-------- DATA UNDER STUDY

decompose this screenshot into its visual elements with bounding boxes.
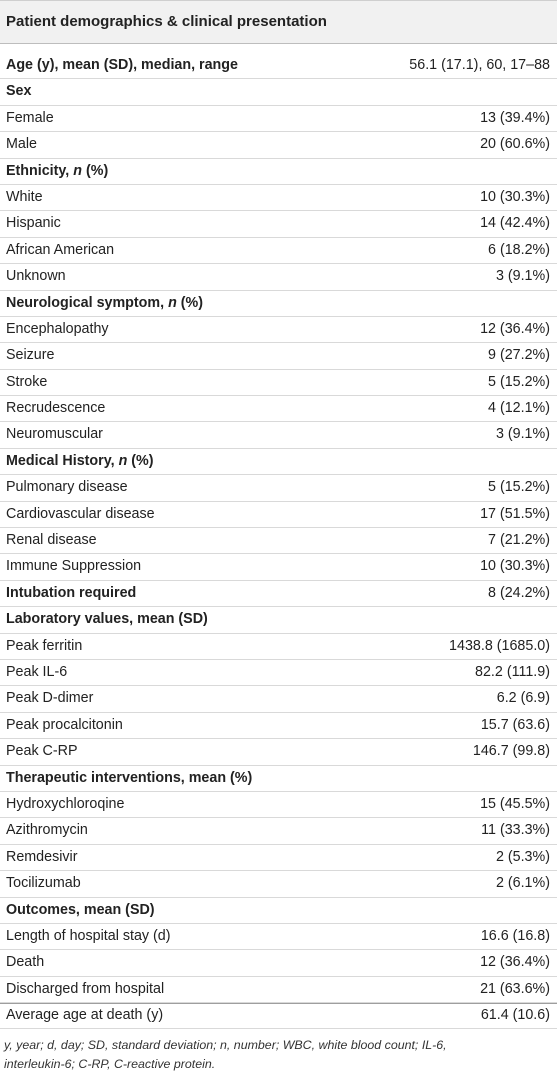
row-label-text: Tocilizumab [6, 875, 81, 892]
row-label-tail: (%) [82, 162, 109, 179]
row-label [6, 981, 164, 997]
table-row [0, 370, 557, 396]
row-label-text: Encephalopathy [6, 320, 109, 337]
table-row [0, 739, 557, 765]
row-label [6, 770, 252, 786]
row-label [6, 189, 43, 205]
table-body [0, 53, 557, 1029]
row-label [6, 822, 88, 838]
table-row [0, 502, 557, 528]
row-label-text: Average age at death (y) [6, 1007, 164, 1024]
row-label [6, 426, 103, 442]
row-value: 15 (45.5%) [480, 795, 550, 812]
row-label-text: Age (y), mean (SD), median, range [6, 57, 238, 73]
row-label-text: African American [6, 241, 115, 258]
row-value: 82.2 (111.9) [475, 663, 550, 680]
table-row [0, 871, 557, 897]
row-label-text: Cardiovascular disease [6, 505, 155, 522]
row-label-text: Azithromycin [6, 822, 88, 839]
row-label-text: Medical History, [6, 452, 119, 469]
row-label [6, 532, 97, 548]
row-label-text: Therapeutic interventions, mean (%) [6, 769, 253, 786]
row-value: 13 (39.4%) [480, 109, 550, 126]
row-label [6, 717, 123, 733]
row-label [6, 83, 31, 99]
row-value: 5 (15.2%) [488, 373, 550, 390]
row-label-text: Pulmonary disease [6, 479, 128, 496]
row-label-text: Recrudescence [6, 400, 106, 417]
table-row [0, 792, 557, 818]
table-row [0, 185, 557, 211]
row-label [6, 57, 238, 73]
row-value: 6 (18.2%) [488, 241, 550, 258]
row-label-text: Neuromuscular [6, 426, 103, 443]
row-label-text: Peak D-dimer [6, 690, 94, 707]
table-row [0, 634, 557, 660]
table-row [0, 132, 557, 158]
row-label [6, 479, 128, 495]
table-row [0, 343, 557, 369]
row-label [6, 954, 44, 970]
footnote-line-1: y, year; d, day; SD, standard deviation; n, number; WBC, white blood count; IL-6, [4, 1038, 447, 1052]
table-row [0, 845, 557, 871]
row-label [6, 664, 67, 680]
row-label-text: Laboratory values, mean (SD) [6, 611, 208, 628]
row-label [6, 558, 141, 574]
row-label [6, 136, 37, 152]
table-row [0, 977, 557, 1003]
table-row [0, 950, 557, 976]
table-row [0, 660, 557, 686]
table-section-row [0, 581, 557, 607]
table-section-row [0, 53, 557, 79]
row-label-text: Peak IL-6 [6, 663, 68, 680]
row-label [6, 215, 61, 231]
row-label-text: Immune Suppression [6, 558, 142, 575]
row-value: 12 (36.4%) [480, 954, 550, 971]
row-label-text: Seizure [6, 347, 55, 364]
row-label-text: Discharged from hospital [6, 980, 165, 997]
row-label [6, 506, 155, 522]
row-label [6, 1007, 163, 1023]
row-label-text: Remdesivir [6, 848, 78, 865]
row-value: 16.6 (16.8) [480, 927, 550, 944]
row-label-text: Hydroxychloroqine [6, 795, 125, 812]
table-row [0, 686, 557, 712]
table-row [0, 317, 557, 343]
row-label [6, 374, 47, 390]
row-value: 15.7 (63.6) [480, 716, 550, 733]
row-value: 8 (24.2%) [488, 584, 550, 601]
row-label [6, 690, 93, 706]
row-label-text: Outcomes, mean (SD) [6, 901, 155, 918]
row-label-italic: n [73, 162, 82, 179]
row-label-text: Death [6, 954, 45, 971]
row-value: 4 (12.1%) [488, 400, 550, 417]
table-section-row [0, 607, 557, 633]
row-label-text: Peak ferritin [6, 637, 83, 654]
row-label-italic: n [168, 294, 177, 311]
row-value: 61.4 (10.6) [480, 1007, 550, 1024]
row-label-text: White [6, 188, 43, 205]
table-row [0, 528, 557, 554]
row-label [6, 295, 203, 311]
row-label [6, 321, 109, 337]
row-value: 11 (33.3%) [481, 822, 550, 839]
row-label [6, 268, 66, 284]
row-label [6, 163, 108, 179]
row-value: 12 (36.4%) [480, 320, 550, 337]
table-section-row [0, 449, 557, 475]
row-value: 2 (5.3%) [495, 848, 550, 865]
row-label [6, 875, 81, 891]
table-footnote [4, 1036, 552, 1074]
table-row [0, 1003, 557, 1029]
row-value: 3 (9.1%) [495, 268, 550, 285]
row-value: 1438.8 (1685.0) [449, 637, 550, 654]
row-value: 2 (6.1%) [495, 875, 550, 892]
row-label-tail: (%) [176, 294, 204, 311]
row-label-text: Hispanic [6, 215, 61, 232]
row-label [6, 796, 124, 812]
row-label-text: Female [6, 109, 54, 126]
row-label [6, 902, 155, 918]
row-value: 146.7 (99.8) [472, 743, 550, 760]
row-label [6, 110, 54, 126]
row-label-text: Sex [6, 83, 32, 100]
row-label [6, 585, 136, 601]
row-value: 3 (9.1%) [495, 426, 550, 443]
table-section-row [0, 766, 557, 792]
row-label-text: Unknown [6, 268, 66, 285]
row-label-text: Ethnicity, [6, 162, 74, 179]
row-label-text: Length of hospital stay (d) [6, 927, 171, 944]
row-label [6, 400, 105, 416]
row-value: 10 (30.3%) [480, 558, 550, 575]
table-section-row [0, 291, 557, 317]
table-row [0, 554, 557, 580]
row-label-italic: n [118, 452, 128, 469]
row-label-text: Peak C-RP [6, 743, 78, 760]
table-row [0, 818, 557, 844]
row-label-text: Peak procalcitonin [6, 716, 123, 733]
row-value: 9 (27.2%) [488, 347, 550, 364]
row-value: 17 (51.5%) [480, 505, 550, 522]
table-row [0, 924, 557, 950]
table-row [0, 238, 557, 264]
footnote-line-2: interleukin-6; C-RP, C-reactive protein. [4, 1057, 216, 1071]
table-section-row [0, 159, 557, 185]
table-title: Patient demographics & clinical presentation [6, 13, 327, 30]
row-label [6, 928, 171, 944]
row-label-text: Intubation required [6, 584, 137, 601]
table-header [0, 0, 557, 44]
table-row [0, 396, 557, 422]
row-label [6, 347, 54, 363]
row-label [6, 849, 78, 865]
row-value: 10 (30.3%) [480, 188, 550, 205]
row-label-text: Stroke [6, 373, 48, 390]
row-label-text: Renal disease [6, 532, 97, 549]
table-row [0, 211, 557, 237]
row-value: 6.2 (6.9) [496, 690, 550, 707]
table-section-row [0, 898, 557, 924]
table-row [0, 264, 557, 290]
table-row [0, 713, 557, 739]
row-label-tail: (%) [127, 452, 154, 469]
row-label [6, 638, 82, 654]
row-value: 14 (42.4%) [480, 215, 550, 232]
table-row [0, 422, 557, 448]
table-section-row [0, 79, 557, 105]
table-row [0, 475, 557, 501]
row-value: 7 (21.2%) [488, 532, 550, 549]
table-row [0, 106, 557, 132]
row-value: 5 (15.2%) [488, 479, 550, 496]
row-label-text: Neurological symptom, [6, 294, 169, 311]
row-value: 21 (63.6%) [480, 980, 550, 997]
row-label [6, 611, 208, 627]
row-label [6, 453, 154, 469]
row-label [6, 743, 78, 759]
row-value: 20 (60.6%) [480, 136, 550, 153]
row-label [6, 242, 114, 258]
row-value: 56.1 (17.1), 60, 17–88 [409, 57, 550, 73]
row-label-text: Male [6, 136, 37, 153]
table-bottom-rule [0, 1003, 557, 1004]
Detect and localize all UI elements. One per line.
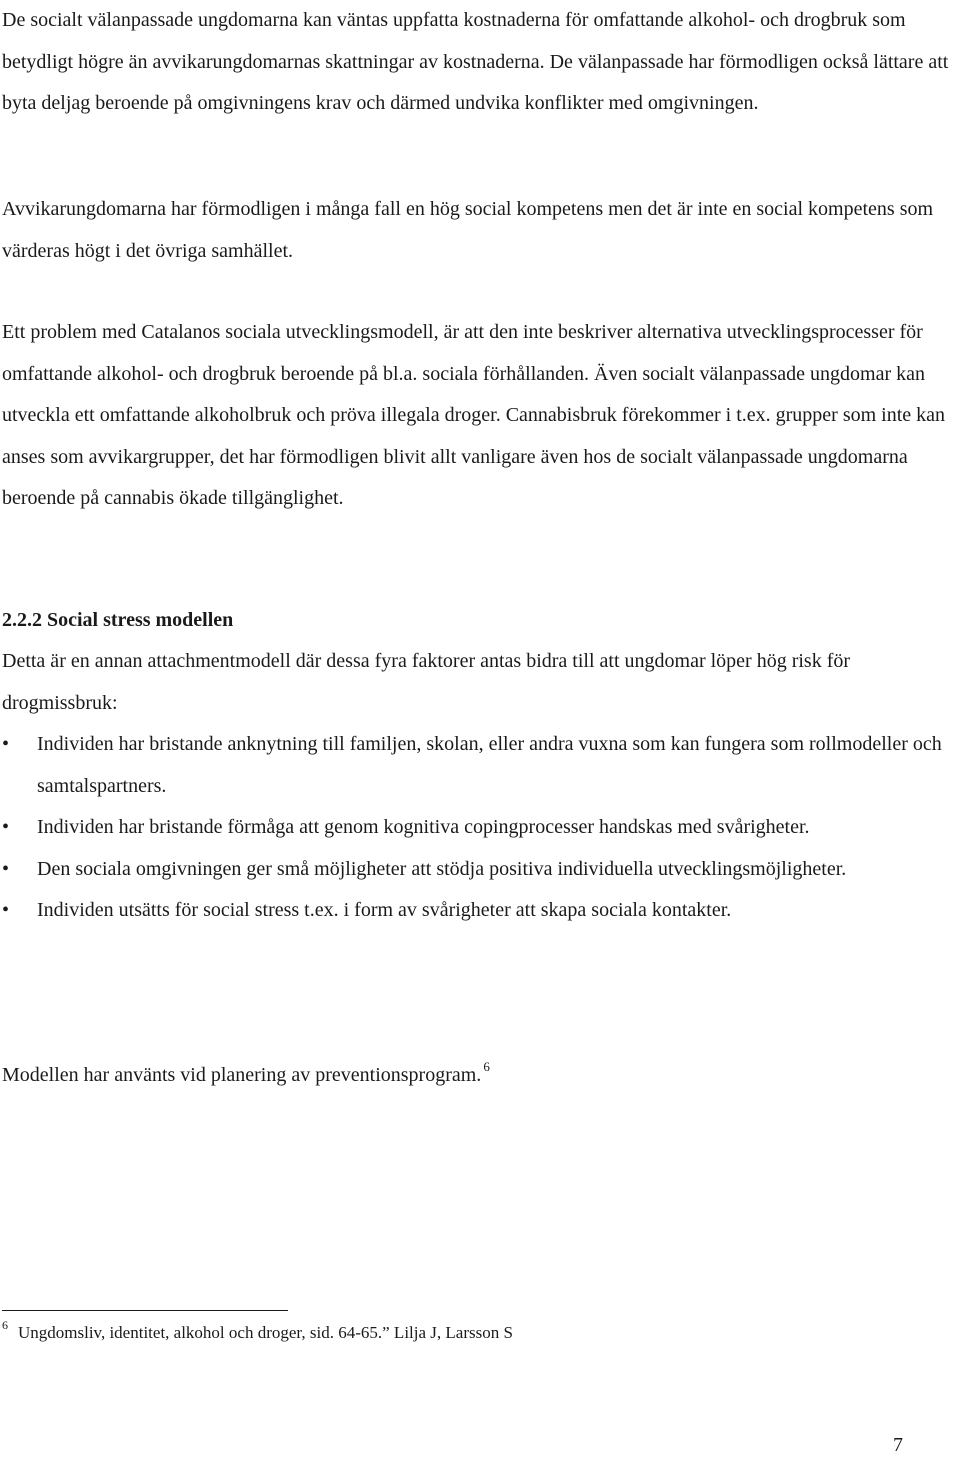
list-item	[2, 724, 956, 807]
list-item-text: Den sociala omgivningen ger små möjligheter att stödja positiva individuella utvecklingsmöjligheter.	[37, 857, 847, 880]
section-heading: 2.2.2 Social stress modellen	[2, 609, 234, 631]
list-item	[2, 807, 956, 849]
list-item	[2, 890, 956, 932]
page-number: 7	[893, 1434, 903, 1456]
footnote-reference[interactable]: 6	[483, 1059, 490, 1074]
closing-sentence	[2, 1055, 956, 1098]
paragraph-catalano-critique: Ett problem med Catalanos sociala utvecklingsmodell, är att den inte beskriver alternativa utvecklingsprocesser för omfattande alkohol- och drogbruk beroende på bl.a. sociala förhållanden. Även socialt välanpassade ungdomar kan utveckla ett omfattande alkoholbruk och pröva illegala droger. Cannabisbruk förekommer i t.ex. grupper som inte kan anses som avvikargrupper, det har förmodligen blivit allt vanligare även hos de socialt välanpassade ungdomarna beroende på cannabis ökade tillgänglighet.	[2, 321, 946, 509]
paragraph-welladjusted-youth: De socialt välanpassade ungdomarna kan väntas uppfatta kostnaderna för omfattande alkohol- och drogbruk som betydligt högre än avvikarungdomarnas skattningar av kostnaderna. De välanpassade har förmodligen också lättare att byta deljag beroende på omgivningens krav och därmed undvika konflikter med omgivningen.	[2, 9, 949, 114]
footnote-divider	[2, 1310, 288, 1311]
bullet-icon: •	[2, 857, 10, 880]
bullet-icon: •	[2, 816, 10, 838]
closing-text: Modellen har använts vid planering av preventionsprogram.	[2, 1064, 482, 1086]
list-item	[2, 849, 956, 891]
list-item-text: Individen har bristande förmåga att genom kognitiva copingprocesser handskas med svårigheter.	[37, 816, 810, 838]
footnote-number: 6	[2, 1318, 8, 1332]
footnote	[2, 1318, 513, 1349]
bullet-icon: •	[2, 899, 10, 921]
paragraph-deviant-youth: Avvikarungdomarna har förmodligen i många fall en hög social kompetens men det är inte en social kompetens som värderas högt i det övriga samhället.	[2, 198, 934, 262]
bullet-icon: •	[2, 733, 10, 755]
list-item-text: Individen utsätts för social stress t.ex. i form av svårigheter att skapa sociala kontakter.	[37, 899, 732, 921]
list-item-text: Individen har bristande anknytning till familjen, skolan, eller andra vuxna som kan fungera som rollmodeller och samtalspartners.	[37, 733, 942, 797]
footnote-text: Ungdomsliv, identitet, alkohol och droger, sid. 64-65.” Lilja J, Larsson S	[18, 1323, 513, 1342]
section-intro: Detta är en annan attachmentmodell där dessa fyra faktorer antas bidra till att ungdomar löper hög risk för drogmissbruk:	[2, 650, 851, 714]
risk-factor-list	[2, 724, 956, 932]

----------------

WHAT TO DO: Each line in the material above that mentions the word "droger" must be copied.

EXERCISE ANSWER:
paragraph-catalano-critique: Ett problem med Catalanos sociala utvecklingsmodell, är att den inte beskriver alternativa utvecklingsprocesser för omfattande alkohol- och drogbruk beroende på bl.a. sociala förhållanden. Även socialt välanpassade ungdomar kan utveckla ett omfattande alkoholbruk och pröva illegala droger. Cannabisbruk förekommer i t.ex. grupper som inte kan anses som avvikargrupper, det har förmodligen blivit allt vanligare även hos de socialt välanpassade ungdomarna beroende på cannabis ökade tillgänglighet.	[2, 321, 946, 509]
footnote-text: Ungdomsliv, identitet, alkohol och droger, sid. 64-65.” Lilja J, Larsson S	[18, 1323, 513, 1342]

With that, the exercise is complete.